• DATA SUPPLIED

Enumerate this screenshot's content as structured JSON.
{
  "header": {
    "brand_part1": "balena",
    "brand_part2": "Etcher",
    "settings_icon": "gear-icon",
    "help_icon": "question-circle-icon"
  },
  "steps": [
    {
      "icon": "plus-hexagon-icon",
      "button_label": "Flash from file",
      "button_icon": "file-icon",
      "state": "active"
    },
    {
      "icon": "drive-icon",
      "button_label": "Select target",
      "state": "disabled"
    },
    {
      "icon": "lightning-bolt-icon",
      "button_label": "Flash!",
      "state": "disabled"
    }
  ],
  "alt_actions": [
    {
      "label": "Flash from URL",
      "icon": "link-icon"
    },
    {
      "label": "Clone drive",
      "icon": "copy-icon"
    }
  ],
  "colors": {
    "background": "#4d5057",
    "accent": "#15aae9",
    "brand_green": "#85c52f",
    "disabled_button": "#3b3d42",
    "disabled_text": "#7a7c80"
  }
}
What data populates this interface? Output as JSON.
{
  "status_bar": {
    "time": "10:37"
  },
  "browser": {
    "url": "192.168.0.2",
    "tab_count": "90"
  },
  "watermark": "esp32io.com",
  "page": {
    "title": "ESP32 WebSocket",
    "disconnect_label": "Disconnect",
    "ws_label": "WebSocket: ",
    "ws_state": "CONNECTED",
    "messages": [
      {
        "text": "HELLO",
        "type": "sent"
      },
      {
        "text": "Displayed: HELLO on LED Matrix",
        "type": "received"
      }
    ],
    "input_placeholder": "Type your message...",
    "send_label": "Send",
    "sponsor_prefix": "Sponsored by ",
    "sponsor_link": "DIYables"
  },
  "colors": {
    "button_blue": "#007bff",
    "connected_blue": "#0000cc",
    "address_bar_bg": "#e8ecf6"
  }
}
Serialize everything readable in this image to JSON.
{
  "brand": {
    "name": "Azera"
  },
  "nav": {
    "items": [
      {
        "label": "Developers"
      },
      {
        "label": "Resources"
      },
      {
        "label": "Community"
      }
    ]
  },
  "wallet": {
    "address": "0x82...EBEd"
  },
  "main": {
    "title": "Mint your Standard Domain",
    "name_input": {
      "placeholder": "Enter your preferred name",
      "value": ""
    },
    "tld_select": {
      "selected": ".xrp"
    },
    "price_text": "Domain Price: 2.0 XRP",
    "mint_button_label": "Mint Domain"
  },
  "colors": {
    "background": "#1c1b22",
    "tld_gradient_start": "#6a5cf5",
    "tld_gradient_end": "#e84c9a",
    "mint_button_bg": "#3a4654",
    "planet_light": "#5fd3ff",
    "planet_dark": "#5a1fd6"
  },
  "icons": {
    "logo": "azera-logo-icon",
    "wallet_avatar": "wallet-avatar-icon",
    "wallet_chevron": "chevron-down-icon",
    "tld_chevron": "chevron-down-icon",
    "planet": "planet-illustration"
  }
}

• PROBLEM STATEMENT
The data above must be returned in full, exactly as written.

• EXERCISE SOLUTION
Enumerate this screenshot's content as structured JSON.
{
  "header": {
    "brand_part1": "balena",
    "brand_part2": "Etcher",
    "settings_icon": "gear-icon",
    "help_icon": "question-circle-icon"
  },
  "steps": [
    {
      "icon": "plus-hexagon-icon",
      "button_label": "Flash from file",
      "button_icon": "file-icon",
      "state": "active"
    },
    {
      "icon": "drive-icon",
      "button_label": "Select target",
      "state": "disabled"
    },
    {
      "icon": "lightning-bolt-icon",
      "button_label": "Flash!",
      "state": "disabled"
    }
  ],
  "alt_actions": [
    {
      "label": "Flash from URL",
      "icon": "link-icon"
    },
    {
      "label": "Clone drive",
      "icon": "copy-icon"
    }
  ],
  "colors": {
    "background": "#4d5057",
    "accent": "#15aae9",
    "brand_green": "#85c52f",
    "disabled_button": "#3b3d42",
    "disabled_text": "#7a7c80"
  }
}
What data populates this interface? Output as JSON.
{
  "status_bar": {
    "time": "10:37"
  },
  "browser": {
    "url": "192.168.0.2",
    "tab_count": "90"
  },
  "watermark": "esp32io.com",
  "page": {
    "title": "ESP32 WebSocket",
    "disconnect_label": "Disconnect",
    "ws_label": "WebSocket: ",
    "ws_state": "CONNECTED",
    "messages": [
      {
        "text": "HELLO",
        "type": "sent"
      },
      {
        "text": "Displayed: HELLO on LED Matrix",
        "type": "received"
      }
    ],
    "input_placeholder": "Type your message...",
    "send_label": "Send",
    "sponsor_prefix": "Sponsored by ",
    "sponsor_link": "DIYables"
  },
  "colors": {
    "button_blue": "#007bff",
    "connected_blue": "#0000cc",
    "address_bar_bg": "#e8ecf6"
  }
}
Serialize everything readable in this image to JSON.
{
  "brand": {
    "name": "Azera"
  },
  "nav": {
    "items": [
      {
        "label": "Developers"
      },
      {
        "label": "Resources"
      },
      {
        "label": "Community"
      }
    ]
  },
  "wallet": {
    "address": "0x82...EBEd"
  },
  "main": {
    "title": "Mint your Standard Domain",
    "name_input": {
      "placeholder": "Enter your preferred name",
      "value": ""
    },
    "tld_select": {
      "selected": ".xrp"
    },
    "price_text": "Domain Price: 2.0 XRP",
    "mint_button_label": "Mint Domain"
  },
  "colors": {
    "background": "#1c1b22",
    "tld_gradient_start": "#6a5cf5",
    "tld_gradient_end": "#e84c9a",
    "mint_button_bg": "#3a4654",
    "planet_light": "#5fd3ff",
    "planet_dark": "#5a1fd6"
  },
  "icons": {
    "logo": "azera-logo-icon",
    "wallet_avatar": "wallet-avatar-icon",
    "wallet_chevron": "chevron-down-icon",
    "tld_chevron": "chevron-down-icon",
    "planet": "planet-illustration"
  }
}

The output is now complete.